WHAT IS ASKED :: Using the records below, locate all lines containing "JSON" and return them.

[Saved data entries]
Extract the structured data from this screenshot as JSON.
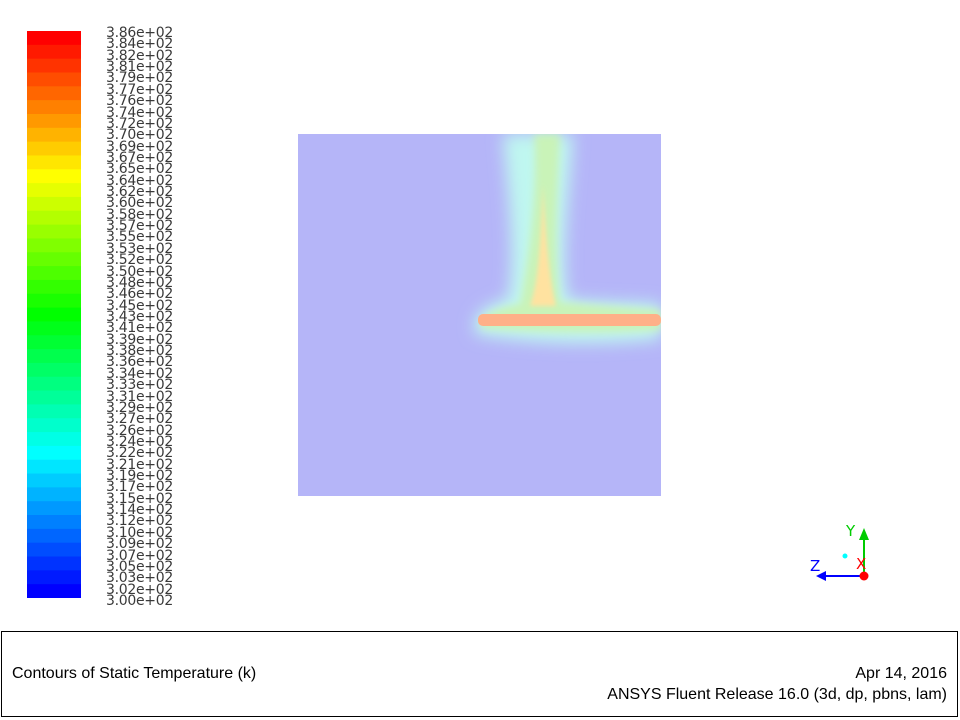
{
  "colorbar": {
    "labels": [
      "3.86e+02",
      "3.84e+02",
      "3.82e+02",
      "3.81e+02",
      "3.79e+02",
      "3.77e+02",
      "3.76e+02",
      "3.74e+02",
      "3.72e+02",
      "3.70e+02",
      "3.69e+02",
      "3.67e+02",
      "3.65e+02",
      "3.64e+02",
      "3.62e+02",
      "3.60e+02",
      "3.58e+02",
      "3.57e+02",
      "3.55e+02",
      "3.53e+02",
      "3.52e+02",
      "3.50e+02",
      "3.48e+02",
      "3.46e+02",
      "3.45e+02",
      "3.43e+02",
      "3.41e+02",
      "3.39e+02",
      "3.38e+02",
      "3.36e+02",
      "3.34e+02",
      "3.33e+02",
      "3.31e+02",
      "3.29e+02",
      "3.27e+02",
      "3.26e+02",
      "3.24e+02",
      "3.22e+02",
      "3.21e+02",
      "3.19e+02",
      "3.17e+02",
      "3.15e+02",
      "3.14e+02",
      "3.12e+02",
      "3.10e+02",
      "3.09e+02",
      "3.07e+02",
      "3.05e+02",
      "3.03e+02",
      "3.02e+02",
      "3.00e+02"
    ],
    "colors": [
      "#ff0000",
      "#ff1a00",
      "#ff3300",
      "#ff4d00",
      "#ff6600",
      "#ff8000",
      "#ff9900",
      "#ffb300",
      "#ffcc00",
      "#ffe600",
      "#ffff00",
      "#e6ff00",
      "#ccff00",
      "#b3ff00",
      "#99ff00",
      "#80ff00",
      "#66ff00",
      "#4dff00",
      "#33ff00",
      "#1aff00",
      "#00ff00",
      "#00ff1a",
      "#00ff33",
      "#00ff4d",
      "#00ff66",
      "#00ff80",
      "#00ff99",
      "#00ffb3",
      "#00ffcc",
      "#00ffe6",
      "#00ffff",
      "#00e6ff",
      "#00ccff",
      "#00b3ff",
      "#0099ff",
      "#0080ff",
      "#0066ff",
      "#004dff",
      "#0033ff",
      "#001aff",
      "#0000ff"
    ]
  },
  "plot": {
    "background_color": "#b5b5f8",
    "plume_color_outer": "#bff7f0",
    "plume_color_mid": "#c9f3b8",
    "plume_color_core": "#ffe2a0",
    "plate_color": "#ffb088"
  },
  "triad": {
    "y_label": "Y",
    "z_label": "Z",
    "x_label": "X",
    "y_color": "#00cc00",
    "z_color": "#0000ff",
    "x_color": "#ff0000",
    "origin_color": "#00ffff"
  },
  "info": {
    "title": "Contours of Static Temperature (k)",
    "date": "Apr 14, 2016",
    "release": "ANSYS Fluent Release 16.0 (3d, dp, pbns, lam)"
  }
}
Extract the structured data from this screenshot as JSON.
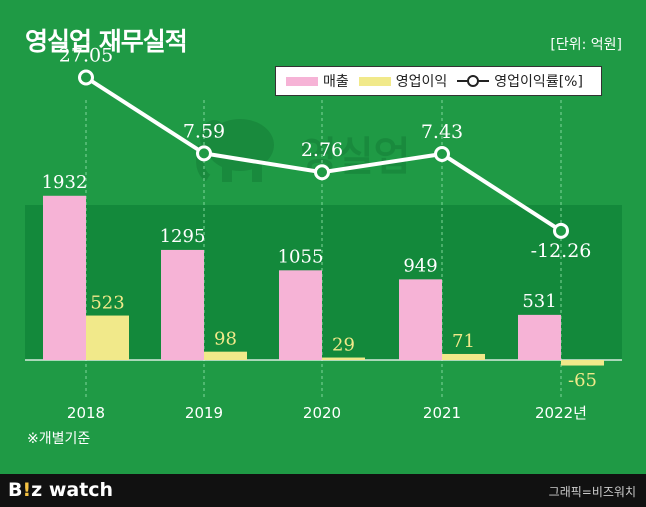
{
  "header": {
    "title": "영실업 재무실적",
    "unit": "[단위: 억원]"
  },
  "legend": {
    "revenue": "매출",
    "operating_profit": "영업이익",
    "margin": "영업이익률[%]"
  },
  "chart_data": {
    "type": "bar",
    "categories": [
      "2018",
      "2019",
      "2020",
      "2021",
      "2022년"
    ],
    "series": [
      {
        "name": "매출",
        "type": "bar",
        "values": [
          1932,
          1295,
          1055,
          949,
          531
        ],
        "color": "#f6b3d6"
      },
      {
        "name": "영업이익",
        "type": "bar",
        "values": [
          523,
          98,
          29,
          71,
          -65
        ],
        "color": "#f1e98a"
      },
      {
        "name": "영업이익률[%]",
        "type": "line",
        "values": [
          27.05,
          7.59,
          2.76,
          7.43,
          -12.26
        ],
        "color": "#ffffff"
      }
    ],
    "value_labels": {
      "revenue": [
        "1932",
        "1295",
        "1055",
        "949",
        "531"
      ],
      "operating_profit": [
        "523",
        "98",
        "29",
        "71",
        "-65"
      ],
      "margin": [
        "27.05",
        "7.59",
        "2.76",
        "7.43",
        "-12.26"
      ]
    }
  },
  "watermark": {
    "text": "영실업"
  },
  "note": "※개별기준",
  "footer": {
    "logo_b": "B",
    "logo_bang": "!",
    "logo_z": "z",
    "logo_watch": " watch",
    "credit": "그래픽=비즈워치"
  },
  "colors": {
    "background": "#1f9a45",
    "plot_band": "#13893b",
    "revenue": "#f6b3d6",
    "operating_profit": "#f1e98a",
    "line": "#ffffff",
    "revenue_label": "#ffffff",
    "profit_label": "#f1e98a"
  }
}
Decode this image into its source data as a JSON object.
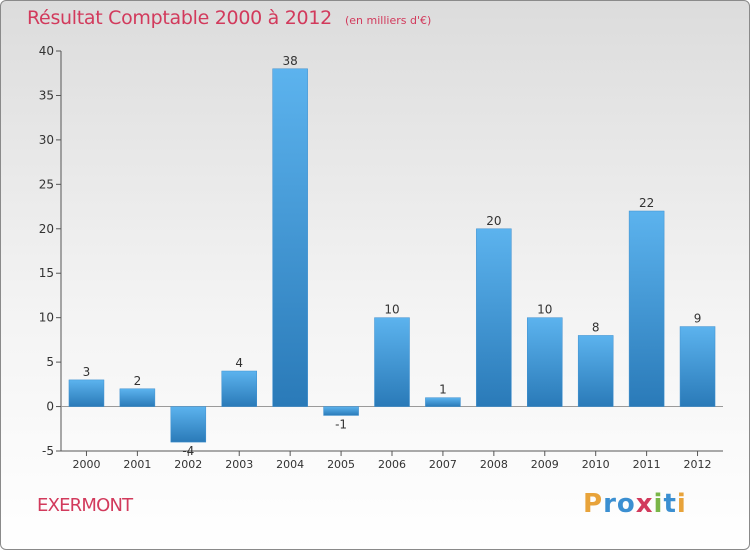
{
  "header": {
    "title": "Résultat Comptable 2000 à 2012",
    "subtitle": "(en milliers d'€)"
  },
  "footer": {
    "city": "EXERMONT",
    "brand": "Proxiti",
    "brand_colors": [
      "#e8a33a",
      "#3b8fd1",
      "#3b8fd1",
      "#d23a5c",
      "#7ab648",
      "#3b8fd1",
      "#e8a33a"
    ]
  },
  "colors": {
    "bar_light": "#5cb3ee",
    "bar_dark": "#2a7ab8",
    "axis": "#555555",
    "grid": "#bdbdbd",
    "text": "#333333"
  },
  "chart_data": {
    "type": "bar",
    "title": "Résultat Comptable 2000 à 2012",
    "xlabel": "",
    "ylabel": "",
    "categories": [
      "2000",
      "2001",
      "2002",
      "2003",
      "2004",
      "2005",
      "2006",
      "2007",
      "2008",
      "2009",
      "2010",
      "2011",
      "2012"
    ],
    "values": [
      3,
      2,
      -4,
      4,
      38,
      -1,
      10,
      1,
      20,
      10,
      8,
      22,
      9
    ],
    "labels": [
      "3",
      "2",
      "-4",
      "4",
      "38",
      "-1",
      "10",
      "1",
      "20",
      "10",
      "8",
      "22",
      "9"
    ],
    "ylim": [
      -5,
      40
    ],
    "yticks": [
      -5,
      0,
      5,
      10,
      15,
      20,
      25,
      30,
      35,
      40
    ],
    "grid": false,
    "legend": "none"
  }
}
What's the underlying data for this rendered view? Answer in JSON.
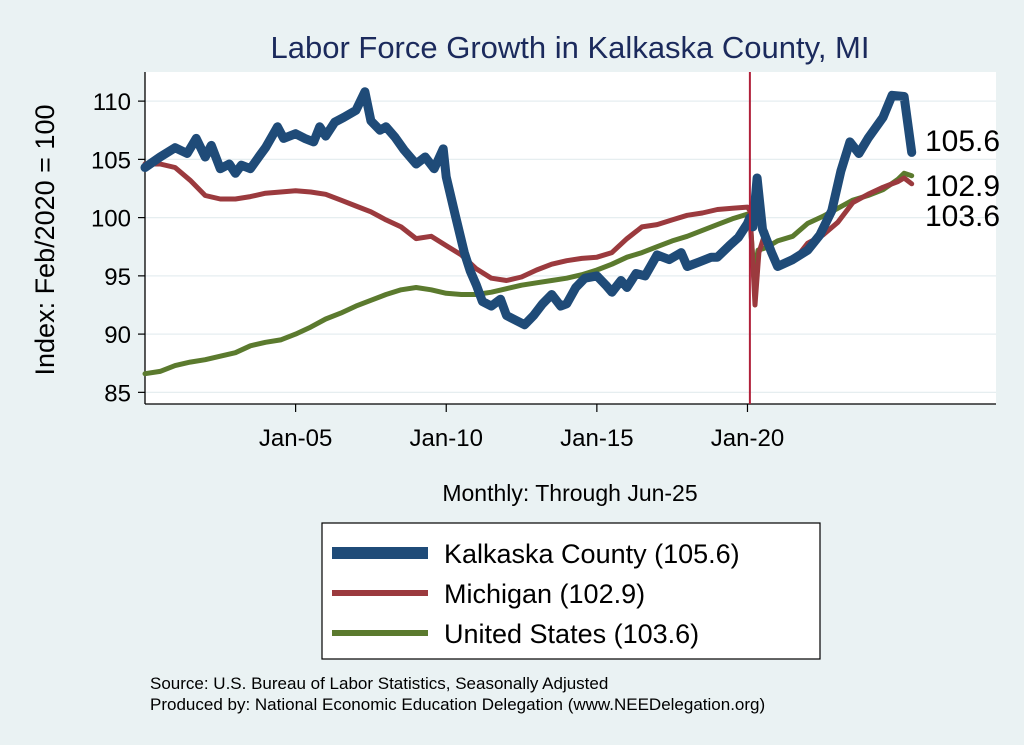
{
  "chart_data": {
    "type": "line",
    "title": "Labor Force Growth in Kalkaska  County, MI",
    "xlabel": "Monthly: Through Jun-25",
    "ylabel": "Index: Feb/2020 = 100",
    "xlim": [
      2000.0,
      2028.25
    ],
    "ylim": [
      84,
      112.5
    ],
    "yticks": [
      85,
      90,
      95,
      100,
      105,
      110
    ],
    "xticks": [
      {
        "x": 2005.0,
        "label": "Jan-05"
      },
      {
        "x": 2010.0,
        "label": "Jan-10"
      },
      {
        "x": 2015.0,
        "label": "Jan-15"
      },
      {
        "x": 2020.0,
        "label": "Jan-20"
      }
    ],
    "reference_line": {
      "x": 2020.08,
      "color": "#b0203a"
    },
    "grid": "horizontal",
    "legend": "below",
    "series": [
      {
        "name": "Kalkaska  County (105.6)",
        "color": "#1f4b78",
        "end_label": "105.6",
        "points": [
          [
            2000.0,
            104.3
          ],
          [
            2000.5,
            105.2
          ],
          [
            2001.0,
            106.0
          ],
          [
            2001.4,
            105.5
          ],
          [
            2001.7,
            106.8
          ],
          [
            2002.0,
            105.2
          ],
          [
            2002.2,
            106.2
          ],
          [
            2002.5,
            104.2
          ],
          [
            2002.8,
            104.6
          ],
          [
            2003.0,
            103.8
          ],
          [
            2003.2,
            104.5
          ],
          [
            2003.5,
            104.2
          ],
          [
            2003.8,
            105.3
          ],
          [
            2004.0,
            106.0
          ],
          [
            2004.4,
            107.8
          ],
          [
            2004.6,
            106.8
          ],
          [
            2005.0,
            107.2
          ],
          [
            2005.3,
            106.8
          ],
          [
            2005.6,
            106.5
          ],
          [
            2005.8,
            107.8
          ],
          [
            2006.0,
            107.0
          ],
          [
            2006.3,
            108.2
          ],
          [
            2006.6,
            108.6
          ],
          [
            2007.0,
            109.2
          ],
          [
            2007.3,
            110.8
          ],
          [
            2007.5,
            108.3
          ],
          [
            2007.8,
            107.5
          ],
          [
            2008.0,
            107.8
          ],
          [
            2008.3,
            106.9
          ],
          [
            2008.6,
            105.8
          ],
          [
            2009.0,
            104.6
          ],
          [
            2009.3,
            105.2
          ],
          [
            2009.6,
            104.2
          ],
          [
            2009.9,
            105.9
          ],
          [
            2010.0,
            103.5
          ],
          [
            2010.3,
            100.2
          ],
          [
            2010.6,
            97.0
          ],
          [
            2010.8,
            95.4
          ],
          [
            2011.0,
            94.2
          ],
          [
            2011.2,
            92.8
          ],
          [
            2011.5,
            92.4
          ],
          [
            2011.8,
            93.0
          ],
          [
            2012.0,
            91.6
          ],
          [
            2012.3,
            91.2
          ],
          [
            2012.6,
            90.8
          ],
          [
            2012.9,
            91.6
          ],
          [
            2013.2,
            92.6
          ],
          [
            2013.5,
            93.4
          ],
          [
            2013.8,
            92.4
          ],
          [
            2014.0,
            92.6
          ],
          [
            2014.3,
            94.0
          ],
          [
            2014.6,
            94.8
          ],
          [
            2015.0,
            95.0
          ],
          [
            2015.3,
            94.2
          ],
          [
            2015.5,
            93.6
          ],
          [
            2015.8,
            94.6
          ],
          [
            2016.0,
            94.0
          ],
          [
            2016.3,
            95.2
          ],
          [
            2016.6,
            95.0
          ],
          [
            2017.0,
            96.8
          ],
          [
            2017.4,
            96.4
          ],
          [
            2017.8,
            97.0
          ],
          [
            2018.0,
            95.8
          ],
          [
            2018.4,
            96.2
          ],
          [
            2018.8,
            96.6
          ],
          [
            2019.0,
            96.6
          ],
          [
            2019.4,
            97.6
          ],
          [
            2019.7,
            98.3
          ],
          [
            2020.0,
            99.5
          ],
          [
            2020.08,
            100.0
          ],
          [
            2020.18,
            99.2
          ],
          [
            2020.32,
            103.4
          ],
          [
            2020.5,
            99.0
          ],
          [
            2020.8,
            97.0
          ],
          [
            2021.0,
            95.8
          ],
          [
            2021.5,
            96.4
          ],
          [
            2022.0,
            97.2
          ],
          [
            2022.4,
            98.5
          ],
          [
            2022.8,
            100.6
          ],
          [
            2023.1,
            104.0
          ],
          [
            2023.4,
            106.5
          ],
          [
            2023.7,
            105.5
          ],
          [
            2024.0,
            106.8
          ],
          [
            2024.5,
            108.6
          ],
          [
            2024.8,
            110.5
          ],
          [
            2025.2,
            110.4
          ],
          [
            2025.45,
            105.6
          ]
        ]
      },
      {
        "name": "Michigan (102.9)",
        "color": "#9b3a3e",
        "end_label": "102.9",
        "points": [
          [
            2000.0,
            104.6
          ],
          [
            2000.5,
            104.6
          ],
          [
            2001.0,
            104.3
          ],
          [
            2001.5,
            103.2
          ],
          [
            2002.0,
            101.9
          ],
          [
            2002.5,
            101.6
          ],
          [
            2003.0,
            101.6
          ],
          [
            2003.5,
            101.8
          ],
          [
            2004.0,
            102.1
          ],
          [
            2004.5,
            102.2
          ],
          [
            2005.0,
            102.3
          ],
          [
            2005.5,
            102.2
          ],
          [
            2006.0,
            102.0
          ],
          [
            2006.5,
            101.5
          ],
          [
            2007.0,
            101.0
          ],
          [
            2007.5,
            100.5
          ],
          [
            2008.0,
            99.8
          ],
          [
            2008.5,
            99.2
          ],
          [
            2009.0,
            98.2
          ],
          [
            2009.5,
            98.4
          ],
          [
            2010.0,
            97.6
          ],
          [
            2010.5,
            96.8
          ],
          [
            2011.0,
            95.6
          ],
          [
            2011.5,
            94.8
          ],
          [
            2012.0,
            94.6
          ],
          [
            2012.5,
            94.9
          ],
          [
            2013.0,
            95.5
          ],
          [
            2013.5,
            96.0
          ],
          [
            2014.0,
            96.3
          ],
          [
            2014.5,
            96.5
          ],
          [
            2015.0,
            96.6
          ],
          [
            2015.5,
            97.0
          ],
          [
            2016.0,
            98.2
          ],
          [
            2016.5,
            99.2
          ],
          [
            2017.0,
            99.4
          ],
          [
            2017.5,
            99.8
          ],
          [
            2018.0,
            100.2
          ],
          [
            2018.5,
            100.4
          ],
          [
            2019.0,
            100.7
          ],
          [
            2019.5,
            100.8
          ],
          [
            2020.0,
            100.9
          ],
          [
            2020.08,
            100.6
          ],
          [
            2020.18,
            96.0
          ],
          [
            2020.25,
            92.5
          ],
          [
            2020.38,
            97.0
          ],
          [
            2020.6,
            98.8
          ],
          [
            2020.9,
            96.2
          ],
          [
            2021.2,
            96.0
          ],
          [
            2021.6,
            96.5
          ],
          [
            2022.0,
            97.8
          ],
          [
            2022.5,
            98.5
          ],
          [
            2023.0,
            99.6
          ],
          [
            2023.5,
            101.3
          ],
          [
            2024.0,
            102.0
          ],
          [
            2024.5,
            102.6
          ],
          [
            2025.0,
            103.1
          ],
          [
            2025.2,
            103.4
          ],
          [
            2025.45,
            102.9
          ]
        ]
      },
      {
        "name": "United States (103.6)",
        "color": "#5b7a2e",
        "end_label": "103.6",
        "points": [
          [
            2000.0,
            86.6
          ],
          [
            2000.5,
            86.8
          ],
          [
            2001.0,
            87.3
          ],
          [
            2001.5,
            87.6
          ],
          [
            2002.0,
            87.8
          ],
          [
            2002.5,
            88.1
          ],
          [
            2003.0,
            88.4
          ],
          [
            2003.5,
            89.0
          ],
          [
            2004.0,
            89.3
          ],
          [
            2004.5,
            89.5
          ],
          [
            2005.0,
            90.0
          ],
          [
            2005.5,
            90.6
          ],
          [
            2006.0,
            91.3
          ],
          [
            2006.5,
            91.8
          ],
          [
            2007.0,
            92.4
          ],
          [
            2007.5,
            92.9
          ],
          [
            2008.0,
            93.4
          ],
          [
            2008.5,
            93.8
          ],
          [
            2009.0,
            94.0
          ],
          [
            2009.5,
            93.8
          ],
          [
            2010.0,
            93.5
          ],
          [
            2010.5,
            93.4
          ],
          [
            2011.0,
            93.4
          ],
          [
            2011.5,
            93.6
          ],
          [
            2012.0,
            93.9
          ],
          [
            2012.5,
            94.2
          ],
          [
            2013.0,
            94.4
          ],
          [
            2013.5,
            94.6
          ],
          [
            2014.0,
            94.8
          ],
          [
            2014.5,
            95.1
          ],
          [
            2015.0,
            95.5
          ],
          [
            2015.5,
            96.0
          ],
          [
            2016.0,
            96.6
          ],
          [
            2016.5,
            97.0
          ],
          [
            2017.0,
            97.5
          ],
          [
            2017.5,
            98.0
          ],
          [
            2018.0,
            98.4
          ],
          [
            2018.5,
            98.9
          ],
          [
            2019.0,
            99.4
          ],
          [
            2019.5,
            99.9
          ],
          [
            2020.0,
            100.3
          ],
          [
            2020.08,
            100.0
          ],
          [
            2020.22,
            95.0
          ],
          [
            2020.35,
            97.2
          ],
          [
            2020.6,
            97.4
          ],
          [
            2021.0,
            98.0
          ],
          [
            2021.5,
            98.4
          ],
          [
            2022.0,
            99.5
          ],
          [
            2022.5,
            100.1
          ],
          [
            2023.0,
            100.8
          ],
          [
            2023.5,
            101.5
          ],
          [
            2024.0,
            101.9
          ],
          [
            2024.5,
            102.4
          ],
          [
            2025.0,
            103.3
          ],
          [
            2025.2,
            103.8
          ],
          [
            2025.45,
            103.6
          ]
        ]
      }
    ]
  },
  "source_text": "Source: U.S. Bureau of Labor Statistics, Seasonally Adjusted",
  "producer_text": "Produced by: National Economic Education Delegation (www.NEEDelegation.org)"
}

WRITTEN REPLY ::
Extract the structured data from this screenshot as JSON.
Extract the structured data from this screenshot as JSON.
Decode this image into its source data as a JSON object.
What's the underlying data for this rendered view? Answer in JSON.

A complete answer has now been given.